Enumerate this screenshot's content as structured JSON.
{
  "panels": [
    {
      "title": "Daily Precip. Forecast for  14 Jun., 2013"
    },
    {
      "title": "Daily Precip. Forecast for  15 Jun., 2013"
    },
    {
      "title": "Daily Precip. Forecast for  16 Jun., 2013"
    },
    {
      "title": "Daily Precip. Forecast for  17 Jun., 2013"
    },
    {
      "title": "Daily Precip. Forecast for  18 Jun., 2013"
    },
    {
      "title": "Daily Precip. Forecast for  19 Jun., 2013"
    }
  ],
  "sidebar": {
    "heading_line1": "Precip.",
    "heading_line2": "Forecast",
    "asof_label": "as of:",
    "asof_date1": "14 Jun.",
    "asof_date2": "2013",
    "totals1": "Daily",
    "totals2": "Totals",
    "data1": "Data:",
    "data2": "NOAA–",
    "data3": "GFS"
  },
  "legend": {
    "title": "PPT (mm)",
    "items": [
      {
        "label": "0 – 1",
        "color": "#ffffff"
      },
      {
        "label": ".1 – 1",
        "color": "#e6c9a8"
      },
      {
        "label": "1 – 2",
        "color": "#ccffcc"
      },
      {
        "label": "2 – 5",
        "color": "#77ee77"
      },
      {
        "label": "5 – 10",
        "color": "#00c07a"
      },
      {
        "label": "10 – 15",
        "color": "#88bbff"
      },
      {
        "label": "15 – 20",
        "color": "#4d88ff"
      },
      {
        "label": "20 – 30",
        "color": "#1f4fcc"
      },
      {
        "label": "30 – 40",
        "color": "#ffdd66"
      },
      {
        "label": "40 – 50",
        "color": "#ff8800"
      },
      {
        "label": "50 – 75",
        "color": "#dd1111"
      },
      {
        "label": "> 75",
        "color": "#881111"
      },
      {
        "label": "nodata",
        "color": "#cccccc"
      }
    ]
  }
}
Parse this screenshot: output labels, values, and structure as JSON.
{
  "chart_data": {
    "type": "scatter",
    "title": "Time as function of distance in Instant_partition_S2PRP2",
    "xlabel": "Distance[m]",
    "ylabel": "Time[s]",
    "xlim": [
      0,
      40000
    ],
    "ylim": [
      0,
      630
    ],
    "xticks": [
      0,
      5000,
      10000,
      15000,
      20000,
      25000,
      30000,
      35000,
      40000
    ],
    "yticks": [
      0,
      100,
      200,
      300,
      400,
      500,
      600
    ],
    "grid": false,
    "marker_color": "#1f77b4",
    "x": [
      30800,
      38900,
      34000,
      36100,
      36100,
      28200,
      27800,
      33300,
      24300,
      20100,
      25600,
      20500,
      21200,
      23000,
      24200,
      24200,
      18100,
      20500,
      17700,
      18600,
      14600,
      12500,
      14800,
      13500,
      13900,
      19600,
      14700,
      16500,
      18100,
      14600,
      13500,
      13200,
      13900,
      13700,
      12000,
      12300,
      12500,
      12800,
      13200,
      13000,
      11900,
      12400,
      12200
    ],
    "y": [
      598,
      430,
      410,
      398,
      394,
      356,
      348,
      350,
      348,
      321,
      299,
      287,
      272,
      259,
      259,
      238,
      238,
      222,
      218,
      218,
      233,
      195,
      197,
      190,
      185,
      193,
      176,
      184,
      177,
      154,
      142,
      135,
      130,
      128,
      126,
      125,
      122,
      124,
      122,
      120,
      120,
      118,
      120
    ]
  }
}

----

Exercise directions - Reproduce the complete set of lines precisely as supplied.

The reply -
Enumerate this screenshot's content as structured JSON.
{
  "panels": [
    {
      "title": "Daily Precip. Forecast for  14 Jun., 2013"
    },
    {
      "title": "Daily Precip. Forecast for  15 Jun., 2013"
    },
    {
      "title": "Daily Precip. Forecast for  16 Jun., 2013"
    },
    {
      "title": "Daily Precip. Forecast for  17 Jun., 2013"
    },
    {
      "title": "Daily Precip. Forecast for  18 Jun., 2013"
    },
    {
      "title": "Daily Precip. Forecast for  19 Jun., 2013"
    }
  ],
  "sidebar": {
    "heading_line1": "Precip.",
    "heading_line2": "Forecast",
    "asof_label": "as of:",
    "asof_date1": "14 Jun.",
    "asof_date2": "2013",
    "totals1": "Daily",
    "totals2": "Totals",
    "data1": "Data:",
    "data2": "NOAA–",
    "data3": "GFS"
  },
  "legend": {
    "title": "PPT (mm)",
    "items": [
      {
        "label": "0 – 1",
        "color": "#ffffff"
      },
      {
        "label": ".1 – 1",
        "color": "#e6c9a8"
      },
      {
        "label": "1 – 2",
        "color": "#ccffcc"
      },
      {
        "label": "2 – 5",
        "color": "#77ee77"
      },
      {
        "label": "5 – 10",
        "color": "#00c07a"
      },
      {
        "label": "10 – 15",
        "color": "#88bbff"
      },
      {
        "label": "15 – 20",
        "color": "#4d88ff"
      },
      {
        "label": "20 – 30",
        "color": "#1f4fcc"
      },
      {
        "label": "30 – 40",
        "color": "#ffdd66"
      },
      {
        "label": "40 – 50",
        "color": "#ff8800"
      },
      {
        "label": "50 – 75",
        "color": "#dd1111"
      },
      {
        "label": "> 75",
        "color": "#881111"
      },
      {
        "label": "nodata",
        "color": "#cccccc"
      }
    ]
  }
}
Parse this screenshot: output labels, values, and structure as JSON.
{
  "chart_data": {
    "type": "scatter",
    "title": "Time as function of distance in Instant_partition_S2PRP2",
    "xlabel": "Distance[m]",
    "ylabel": "Time[s]",
    "xlim": [
      0,
      40000
    ],
    "ylim": [
      0,
      630
    ],
    "xticks": [
      0,
      5000,
      10000,
      15000,
      20000,
      25000,
      30000,
      35000,
      40000
    ],
    "yticks": [
      0,
      100,
      200,
      300,
      400,
      500,
      600
    ],
    "grid": false,
    "marker_color": "#1f77b4",
    "x": [
      30800,
      38900,
      34000,
      36100,
      36100,
      28200,
      27800,
      33300,
      24300,
      20100,
      25600,
      20500,
      21200,
      23000,
      24200,
      24200,
      18100,
      20500,
      17700,
      18600,
      14600,
      12500,
      14800,
      13500,
      13900,
      19600,
      14700,
      16500,
      18100,
      14600,
      13500,
      13200,
      13900,
      13700,
      12000,
      12300,
      12500,
      12800,
      13200,
      13000,
      11900,
      12400,
      12200
    ],
    "y": [
      598,
      430,
      410,
      398,
      394,
      356,
      348,
      350,
      348,
      321,
      299,
      287,
      272,
      259,
      259,
      238,
      238,
      222,
      218,
      218,
      233,
      195,
      197,
      190,
      185,
      193,
      176,
      184,
      177,
      154,
      142,
      135,
      130,
      128,
      126,
      125,
      122,
      124,
      122,
      120,
      120,
      118,
      120
    ]
  }
}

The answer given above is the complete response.